▸ TASK TO CARRY OUT: Scan the lines below for the word "title". Copy each line you find it in.

▸ STORED RECORDS:
━━━━━━━━━━

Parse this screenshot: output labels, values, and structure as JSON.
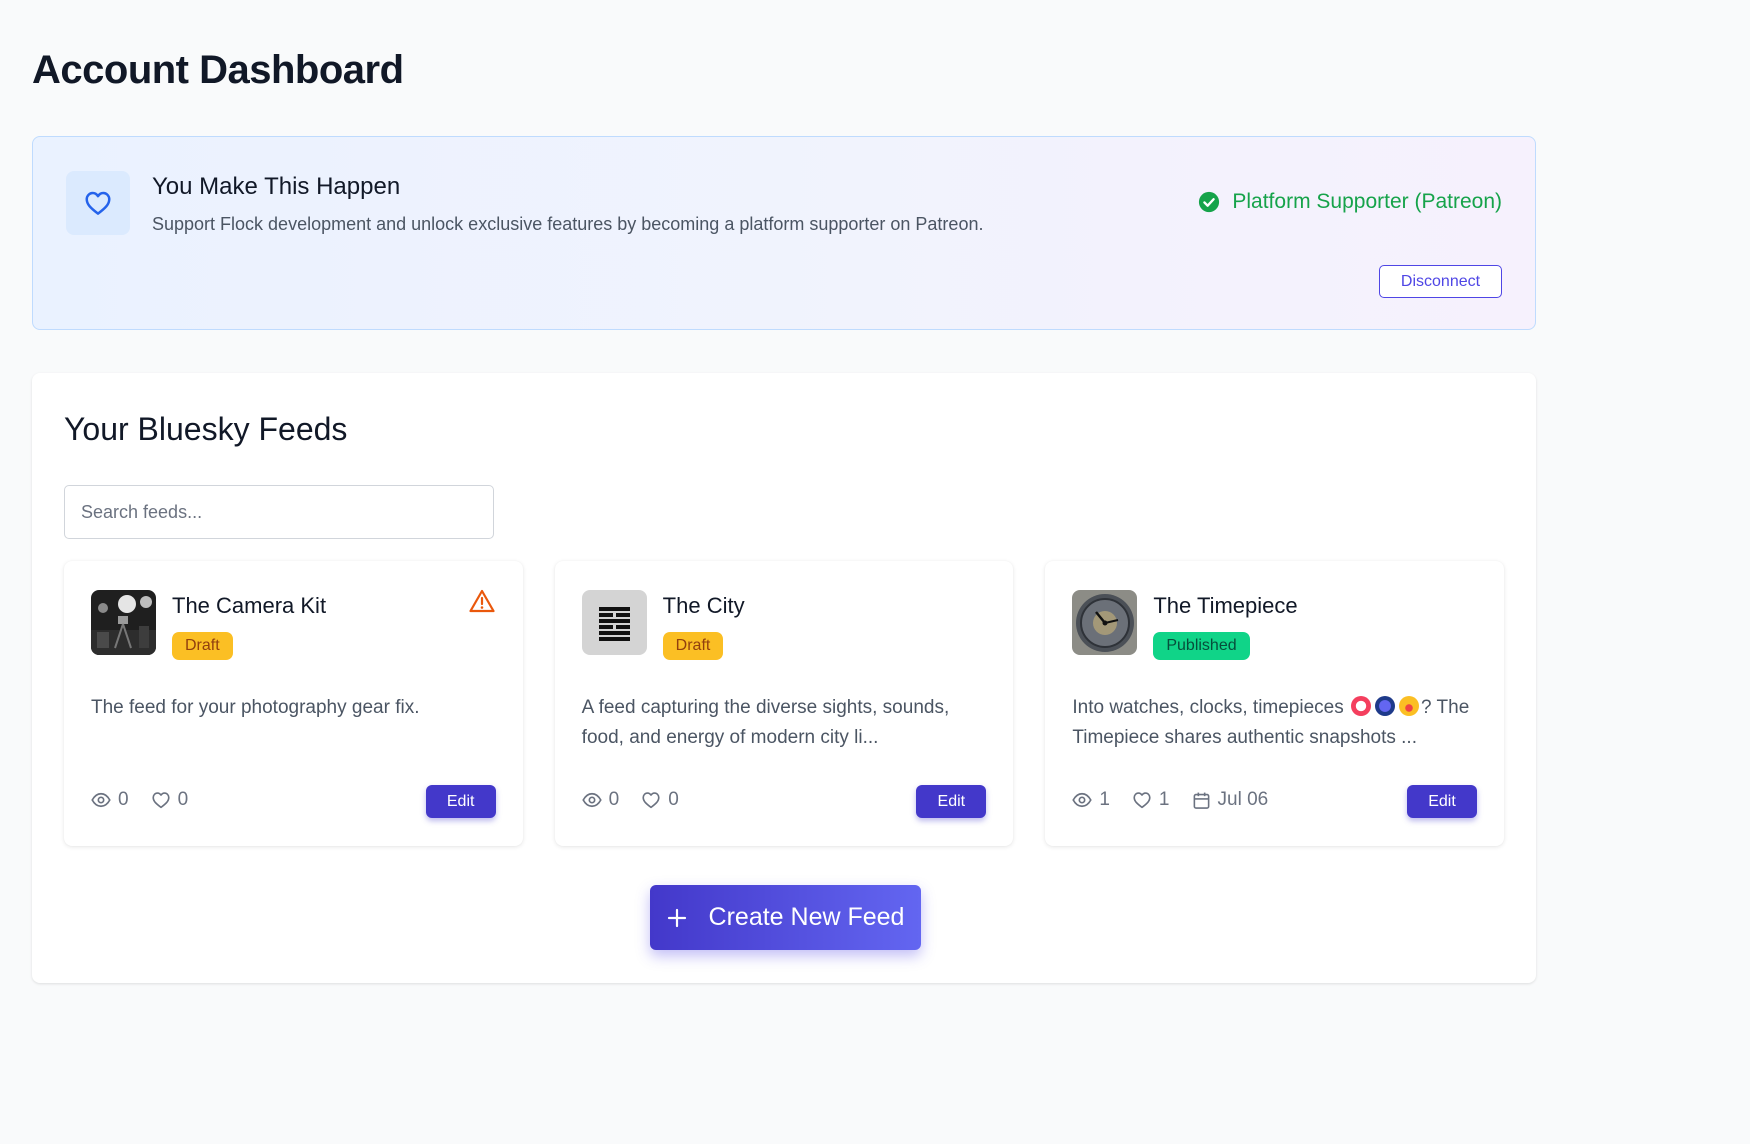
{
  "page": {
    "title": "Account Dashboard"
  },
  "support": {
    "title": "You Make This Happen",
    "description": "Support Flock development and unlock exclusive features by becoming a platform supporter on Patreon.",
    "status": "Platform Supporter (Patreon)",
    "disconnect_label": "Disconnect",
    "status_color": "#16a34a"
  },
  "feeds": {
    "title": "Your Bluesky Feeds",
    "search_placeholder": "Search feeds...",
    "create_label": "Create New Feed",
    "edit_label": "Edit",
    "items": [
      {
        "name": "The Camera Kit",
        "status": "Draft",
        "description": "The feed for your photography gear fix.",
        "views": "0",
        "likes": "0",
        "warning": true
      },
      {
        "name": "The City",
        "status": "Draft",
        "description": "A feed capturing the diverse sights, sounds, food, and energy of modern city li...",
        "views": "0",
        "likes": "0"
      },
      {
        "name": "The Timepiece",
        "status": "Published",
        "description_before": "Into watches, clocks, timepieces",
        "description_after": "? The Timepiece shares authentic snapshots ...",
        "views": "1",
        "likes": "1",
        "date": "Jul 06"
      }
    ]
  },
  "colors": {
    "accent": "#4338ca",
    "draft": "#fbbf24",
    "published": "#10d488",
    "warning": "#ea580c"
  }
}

━━━━━━━━━━

▸ FULL ANSWER:
    "title": "Account Dashboard"
    "title": "You Make This Happen",
    "title": "Your Bluesky Feeds",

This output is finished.